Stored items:
########################################

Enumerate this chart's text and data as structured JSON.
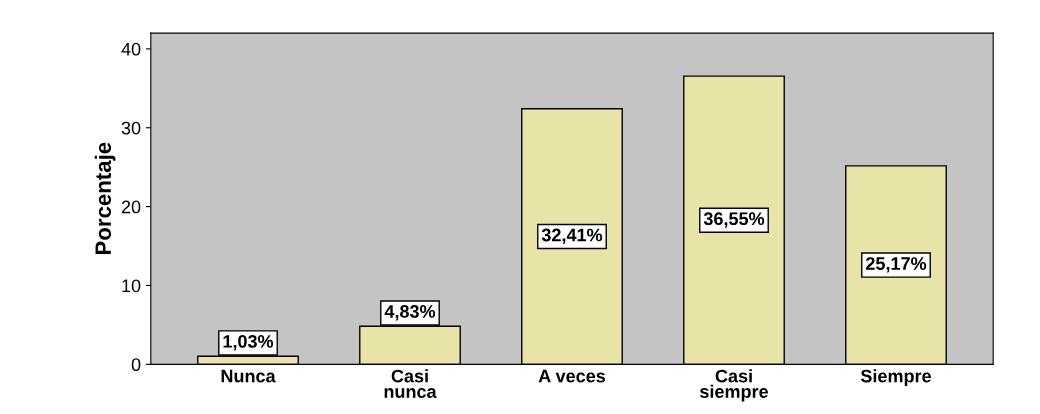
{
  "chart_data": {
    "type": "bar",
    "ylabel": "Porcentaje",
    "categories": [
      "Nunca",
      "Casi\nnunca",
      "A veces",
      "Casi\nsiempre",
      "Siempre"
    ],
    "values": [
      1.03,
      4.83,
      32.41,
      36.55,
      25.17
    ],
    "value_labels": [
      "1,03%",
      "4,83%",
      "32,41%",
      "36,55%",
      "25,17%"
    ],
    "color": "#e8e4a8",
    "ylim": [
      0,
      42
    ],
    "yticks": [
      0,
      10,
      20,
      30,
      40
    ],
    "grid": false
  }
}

########################################

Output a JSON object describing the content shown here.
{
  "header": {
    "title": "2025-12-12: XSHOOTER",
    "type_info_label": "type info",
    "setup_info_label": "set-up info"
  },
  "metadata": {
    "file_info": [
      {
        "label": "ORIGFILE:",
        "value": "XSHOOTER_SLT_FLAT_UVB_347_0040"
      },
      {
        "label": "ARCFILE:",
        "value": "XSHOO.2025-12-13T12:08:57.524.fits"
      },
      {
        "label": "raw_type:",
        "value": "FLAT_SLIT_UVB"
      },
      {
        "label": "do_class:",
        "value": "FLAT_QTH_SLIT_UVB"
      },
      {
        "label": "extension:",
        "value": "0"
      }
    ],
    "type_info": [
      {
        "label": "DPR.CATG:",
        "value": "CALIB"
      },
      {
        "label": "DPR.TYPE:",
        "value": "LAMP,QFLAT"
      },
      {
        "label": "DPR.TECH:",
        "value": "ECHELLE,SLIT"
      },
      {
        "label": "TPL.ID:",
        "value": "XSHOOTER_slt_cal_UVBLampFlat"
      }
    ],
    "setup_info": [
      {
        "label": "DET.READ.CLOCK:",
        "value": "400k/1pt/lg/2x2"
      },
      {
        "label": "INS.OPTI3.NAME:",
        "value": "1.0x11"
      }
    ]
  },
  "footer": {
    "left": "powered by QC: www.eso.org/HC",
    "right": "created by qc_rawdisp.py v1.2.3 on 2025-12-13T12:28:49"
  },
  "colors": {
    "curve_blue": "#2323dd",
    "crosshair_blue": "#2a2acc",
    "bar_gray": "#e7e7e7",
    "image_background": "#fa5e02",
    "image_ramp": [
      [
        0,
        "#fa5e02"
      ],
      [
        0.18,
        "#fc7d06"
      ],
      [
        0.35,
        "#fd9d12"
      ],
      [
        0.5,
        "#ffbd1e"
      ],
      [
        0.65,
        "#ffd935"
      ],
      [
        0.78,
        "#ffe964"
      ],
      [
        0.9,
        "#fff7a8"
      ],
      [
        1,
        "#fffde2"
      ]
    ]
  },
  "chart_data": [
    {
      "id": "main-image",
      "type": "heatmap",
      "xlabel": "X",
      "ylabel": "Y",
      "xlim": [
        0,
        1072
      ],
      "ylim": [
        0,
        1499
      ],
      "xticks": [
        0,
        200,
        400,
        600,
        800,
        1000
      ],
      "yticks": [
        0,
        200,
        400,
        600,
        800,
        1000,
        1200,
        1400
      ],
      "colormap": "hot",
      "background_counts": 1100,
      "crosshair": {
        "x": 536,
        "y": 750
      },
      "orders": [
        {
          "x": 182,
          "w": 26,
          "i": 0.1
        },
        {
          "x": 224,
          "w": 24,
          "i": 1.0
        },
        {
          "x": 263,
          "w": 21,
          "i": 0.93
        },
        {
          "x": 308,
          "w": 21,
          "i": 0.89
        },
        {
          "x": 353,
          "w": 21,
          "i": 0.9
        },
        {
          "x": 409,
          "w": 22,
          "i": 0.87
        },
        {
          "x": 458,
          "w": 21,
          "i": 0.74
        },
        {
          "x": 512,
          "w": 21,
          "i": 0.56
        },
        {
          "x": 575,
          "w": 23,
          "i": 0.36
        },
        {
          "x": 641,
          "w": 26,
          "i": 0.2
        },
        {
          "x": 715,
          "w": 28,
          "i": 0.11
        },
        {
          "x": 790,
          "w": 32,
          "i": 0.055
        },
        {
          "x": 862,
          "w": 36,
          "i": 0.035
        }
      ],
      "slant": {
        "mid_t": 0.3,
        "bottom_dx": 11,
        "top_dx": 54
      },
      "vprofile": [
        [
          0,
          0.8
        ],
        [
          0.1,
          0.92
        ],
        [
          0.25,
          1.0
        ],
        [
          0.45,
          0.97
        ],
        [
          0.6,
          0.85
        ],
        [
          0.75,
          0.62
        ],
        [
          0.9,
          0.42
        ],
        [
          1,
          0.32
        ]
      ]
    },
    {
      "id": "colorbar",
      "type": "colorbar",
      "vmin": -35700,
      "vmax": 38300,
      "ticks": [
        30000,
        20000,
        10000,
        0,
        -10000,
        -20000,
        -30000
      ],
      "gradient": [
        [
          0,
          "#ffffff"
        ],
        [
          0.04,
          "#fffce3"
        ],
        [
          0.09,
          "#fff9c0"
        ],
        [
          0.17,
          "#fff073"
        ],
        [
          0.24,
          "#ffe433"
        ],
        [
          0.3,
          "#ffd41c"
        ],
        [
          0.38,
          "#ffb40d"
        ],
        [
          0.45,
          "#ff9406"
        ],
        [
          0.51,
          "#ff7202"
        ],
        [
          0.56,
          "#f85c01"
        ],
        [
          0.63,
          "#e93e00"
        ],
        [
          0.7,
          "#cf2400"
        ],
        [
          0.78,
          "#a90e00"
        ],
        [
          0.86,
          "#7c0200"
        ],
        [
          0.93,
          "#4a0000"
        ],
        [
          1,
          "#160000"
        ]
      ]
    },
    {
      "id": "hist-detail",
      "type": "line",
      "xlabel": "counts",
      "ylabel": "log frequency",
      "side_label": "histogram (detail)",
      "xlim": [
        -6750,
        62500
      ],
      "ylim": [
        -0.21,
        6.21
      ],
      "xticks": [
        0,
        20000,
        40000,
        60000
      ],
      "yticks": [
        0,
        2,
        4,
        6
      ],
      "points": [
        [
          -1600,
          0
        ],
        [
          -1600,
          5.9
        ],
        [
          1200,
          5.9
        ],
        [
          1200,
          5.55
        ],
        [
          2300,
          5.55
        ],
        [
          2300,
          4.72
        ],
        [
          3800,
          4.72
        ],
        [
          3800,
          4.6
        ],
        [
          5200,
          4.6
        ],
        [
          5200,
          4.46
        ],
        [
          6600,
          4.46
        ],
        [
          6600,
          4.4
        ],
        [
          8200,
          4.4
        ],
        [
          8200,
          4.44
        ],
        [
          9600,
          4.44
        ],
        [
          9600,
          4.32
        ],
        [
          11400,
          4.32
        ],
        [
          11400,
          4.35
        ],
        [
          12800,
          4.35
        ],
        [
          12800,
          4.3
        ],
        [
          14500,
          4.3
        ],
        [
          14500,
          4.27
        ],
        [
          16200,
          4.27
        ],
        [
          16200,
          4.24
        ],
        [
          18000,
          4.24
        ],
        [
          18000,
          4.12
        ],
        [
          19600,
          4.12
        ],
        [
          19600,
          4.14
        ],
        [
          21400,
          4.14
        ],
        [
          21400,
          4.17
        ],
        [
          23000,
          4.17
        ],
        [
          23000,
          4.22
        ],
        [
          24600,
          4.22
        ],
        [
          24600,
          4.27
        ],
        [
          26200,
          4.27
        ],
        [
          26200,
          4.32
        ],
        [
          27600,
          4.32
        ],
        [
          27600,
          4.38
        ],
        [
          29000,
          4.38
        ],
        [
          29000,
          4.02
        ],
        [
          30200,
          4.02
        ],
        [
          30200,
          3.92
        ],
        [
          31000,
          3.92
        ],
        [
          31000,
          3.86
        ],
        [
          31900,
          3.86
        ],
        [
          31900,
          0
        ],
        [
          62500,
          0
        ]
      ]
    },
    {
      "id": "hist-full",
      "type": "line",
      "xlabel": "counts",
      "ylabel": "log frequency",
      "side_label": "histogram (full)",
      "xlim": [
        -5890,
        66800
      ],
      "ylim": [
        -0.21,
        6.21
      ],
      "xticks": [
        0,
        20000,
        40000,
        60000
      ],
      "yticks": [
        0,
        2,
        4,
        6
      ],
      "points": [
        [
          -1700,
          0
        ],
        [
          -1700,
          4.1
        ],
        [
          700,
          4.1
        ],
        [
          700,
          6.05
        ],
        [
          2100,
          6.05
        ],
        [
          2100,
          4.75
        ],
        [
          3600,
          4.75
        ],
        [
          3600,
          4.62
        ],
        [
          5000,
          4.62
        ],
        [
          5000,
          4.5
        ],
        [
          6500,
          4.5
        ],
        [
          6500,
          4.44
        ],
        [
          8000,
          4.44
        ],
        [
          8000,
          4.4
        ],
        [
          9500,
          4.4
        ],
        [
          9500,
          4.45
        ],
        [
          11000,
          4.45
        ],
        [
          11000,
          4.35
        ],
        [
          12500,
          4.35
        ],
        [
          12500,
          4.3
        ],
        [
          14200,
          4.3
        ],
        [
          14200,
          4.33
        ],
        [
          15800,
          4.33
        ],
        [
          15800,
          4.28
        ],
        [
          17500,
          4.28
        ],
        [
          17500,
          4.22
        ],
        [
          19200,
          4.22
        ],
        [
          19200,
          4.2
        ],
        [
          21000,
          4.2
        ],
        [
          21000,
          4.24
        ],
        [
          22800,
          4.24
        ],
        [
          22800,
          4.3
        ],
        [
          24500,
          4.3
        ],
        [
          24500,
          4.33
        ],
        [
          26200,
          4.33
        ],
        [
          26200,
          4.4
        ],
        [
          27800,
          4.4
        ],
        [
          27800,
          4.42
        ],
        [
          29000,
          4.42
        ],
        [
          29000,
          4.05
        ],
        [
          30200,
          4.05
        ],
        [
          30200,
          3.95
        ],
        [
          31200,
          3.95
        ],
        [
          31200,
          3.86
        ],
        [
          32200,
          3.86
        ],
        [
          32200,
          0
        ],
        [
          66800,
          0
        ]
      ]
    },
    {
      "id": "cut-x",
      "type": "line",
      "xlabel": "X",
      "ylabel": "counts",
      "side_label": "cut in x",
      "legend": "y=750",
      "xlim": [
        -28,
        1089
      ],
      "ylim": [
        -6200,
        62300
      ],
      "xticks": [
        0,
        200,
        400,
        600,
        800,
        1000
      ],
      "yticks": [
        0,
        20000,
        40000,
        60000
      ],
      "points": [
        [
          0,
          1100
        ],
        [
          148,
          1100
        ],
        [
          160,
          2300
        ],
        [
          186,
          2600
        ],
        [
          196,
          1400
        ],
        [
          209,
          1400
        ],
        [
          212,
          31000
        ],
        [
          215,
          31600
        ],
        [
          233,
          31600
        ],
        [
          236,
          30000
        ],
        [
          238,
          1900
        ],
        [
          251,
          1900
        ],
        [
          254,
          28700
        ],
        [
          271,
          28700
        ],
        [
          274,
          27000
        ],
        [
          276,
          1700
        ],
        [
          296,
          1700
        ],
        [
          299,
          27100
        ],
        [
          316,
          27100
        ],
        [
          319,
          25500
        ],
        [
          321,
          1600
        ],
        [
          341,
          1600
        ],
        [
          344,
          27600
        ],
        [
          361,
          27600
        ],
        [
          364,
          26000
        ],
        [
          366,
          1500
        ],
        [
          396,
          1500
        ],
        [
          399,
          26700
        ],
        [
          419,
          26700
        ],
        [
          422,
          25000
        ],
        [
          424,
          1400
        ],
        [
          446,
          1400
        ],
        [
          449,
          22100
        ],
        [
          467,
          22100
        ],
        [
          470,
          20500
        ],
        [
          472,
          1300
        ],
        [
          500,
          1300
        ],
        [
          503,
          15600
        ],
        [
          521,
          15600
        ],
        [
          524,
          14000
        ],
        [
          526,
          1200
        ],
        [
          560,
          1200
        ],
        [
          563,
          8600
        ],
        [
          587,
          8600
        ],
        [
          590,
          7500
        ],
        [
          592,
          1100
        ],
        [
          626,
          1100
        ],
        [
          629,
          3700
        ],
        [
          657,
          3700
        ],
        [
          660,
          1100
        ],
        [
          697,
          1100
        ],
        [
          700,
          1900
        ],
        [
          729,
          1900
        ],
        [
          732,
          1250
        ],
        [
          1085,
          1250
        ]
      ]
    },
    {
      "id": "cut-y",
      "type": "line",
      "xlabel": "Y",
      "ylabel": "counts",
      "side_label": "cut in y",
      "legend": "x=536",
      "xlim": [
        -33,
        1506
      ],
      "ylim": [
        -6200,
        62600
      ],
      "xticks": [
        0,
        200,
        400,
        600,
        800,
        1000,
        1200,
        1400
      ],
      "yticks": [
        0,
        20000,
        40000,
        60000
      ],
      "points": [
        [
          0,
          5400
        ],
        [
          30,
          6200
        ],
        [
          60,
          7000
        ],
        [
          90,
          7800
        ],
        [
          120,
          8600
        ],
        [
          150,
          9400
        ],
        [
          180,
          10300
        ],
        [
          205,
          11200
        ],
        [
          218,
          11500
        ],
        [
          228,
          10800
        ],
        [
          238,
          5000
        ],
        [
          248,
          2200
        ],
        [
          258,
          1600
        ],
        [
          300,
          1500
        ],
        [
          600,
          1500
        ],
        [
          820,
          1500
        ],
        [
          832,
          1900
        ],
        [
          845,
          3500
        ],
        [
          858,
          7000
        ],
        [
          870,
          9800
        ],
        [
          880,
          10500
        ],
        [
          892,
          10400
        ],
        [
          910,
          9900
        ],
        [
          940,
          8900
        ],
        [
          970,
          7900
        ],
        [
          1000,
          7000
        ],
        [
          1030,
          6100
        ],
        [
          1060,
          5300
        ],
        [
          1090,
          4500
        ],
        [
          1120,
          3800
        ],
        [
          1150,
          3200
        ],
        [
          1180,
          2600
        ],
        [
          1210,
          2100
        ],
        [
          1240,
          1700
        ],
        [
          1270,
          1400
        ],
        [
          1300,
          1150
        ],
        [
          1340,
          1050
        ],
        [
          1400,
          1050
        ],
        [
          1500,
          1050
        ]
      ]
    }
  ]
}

########################################

Show the lines from the data above that contain the string "detail".

→ RESPONSE TO THIS TASK:
      "id": "hist-detail",
      "side_label": "histogram (detail)",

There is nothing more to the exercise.